[Start Provided data]

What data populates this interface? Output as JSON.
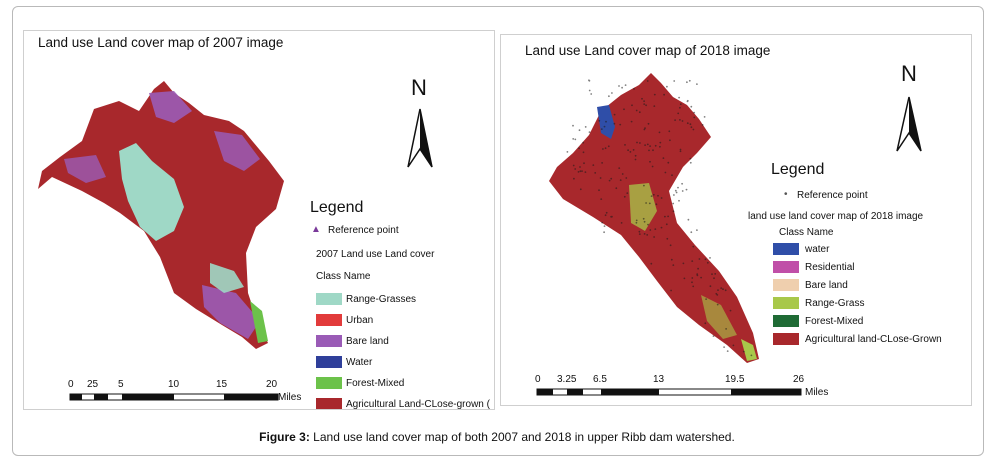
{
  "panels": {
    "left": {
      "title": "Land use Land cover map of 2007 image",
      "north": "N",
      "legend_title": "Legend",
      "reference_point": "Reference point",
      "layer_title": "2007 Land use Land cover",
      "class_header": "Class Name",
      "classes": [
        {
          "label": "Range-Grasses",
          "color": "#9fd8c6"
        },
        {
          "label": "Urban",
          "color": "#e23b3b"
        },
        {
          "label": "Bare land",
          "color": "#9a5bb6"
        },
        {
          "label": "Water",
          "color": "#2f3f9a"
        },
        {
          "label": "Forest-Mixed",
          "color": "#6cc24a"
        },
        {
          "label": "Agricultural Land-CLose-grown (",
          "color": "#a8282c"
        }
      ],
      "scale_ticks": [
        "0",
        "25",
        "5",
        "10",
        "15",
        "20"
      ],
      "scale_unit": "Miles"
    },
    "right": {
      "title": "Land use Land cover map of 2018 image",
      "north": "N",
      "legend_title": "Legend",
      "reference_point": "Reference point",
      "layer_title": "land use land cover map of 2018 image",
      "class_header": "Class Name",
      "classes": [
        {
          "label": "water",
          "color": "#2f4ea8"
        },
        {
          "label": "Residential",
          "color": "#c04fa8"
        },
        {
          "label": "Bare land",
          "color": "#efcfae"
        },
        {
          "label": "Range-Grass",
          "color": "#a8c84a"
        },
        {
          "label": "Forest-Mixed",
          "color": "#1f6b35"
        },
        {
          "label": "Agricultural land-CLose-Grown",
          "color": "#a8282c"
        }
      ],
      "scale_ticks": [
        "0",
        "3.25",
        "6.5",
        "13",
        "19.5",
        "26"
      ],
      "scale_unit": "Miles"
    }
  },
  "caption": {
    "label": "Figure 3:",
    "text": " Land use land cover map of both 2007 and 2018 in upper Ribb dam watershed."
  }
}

[End Provided data]
[Start Provided data]

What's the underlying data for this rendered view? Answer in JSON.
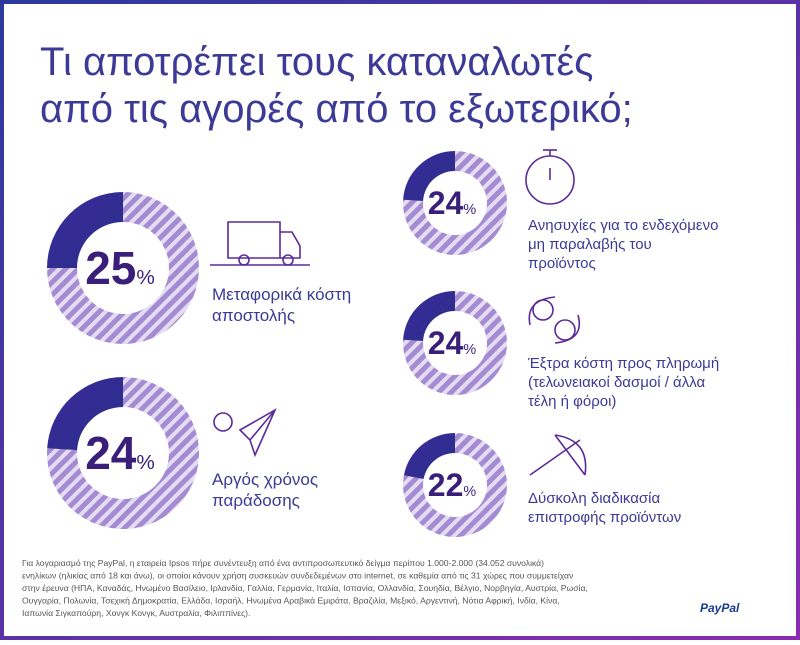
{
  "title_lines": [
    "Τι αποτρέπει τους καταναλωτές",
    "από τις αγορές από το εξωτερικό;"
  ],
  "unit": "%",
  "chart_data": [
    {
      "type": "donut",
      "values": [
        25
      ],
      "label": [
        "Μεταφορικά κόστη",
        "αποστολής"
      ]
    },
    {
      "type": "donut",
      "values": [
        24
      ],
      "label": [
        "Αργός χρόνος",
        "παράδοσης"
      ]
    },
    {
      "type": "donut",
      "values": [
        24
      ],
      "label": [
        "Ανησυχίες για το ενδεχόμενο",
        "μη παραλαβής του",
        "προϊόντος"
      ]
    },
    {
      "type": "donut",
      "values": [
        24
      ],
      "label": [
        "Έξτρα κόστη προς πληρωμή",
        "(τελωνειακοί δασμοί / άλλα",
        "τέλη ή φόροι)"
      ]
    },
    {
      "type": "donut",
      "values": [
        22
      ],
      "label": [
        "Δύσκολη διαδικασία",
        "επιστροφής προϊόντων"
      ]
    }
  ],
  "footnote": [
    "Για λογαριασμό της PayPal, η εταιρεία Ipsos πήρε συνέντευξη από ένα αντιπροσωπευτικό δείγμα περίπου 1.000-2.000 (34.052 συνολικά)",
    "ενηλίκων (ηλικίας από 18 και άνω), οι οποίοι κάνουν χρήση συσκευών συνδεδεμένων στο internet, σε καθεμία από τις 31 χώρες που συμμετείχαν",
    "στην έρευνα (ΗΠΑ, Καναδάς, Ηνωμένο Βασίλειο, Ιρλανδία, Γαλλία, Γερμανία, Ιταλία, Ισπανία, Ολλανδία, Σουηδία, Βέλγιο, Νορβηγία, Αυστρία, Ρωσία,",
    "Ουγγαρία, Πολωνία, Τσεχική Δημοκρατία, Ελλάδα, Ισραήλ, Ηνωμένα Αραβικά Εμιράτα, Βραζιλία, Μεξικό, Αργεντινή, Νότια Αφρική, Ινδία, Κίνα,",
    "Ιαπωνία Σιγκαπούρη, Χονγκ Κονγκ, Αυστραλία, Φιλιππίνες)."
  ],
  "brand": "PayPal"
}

[End Provided data]

Scan the entries above for the word "JSON" and collect each line holding it.

Task solution |
What data populates this interface? Output as JSON.
What's the underlying data for this rendered view? Answer in JSON.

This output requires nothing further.